For the material that follows, list every line containing the word "name".

(Stored dataset items)
■ ■ ■

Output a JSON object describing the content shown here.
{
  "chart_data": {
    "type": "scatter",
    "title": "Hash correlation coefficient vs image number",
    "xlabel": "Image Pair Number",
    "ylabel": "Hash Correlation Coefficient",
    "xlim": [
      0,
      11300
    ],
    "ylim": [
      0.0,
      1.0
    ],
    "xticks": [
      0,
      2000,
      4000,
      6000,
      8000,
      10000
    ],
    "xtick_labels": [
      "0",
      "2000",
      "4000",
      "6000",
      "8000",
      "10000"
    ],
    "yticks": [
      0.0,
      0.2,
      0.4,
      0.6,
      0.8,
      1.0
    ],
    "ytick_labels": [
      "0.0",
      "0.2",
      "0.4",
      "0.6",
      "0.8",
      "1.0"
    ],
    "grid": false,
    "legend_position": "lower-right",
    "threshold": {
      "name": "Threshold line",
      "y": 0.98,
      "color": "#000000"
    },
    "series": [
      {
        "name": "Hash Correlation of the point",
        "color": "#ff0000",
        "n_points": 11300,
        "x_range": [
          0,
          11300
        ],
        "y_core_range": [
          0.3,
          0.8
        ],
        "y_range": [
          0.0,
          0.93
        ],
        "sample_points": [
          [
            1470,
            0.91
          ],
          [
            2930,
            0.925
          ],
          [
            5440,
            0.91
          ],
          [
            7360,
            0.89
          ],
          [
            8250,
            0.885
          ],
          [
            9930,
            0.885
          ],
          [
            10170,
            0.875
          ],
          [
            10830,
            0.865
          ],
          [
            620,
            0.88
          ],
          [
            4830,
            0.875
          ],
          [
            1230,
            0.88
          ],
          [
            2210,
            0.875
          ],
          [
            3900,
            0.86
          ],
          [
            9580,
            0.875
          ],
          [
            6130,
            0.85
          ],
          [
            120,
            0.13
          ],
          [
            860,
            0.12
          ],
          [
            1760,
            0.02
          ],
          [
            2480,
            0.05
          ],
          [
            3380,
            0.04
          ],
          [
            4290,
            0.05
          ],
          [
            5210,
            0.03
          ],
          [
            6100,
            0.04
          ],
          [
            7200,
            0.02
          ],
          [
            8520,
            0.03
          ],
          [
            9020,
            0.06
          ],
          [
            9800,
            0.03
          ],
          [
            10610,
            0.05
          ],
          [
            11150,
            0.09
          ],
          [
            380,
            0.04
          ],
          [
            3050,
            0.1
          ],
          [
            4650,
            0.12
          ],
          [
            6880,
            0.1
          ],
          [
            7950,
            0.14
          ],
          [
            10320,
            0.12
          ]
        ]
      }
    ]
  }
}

■ ■ ■

**Written solution**
      "name": "Threshold line",
        "name": "Hash Correlation of the point",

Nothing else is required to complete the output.